Record extracts
* Start *
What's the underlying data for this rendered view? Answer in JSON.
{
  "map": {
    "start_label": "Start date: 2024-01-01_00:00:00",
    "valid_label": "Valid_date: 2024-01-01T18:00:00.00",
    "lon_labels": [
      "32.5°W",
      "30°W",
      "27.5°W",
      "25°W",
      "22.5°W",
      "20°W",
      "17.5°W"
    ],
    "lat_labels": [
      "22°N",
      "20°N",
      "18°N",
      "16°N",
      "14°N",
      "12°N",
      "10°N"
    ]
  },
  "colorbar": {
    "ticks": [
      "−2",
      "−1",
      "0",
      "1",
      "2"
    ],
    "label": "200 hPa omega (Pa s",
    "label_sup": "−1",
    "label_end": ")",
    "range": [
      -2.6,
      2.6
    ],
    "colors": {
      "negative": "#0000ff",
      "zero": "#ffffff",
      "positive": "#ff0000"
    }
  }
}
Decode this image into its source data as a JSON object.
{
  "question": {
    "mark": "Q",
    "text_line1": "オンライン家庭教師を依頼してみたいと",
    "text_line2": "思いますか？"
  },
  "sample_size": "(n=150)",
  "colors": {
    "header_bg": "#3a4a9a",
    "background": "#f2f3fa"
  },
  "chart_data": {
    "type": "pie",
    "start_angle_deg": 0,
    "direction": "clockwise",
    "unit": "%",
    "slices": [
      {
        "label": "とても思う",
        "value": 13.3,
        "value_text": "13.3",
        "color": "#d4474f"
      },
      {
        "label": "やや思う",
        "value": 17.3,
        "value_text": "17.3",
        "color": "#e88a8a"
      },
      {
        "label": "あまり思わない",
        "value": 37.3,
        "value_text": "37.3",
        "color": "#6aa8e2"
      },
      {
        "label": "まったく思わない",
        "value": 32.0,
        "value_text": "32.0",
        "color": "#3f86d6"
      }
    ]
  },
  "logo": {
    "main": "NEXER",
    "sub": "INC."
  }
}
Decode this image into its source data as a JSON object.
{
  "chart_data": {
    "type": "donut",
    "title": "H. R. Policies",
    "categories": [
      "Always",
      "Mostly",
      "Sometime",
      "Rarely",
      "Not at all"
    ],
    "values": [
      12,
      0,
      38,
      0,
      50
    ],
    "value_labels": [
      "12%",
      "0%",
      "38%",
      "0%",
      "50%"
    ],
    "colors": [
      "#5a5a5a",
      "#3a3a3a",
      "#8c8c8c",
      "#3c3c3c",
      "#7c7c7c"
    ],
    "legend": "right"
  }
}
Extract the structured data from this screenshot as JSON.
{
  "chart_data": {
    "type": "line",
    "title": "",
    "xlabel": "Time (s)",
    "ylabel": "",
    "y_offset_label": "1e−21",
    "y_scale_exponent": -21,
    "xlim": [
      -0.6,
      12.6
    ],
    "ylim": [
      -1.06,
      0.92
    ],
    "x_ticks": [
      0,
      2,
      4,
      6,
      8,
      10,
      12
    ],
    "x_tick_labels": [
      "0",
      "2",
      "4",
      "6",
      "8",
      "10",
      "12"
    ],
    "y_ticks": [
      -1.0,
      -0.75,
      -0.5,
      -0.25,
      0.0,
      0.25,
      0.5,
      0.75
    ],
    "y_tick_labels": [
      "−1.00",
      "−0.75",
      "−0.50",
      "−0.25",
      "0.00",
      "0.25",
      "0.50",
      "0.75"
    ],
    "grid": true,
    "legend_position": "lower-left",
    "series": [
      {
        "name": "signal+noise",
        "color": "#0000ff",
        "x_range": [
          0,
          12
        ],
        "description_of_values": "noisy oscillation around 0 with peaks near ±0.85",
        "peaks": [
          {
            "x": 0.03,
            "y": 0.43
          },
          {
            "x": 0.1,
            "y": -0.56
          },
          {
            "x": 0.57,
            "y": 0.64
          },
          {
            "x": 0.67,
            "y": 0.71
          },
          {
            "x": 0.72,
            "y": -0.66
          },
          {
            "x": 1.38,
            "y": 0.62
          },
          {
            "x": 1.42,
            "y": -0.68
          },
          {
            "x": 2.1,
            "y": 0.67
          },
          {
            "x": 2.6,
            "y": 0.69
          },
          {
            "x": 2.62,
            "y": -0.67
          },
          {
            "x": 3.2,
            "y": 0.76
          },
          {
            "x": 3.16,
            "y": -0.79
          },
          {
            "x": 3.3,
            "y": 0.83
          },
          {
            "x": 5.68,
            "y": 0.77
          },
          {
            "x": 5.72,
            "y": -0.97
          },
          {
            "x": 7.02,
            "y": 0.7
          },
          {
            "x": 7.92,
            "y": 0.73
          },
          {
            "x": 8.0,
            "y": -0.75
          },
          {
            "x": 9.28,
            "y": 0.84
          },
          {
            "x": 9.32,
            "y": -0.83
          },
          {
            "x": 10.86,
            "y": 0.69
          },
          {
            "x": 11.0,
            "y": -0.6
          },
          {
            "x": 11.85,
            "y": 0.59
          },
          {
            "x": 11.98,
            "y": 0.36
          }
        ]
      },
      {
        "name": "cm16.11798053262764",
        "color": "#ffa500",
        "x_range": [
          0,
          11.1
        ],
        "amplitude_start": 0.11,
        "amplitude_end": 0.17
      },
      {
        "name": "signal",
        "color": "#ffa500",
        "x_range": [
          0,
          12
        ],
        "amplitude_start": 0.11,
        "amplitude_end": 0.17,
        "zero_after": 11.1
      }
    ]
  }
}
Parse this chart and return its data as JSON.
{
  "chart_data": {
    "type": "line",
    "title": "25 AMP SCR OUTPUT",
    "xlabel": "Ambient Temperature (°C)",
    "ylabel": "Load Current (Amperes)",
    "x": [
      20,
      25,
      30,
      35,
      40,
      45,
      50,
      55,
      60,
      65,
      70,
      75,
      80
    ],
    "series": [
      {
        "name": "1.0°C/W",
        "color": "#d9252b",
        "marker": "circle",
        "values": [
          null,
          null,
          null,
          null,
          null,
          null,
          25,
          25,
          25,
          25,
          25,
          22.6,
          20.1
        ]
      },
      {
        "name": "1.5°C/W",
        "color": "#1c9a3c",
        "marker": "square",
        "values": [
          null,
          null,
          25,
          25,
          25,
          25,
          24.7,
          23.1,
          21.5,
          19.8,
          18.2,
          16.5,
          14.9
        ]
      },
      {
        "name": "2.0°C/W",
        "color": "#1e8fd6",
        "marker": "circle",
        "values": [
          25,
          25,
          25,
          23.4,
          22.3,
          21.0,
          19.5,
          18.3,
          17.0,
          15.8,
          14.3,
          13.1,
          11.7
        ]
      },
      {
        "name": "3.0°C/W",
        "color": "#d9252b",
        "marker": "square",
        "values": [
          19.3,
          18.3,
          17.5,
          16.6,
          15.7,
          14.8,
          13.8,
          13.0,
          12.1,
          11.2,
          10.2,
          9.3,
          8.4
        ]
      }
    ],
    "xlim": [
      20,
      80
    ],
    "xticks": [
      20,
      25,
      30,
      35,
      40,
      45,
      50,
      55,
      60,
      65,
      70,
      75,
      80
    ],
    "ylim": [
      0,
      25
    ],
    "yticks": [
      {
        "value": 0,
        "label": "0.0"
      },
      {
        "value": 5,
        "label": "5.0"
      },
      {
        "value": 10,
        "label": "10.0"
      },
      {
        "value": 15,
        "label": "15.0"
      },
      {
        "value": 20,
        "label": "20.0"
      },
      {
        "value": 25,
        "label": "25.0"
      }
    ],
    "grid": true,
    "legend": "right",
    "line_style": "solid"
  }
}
* End *
Copy every line of the data that holds the string "type".

Solution for this task
    "type": "pie",
    "type": "donut",
    "type": "line",
    "type": "line",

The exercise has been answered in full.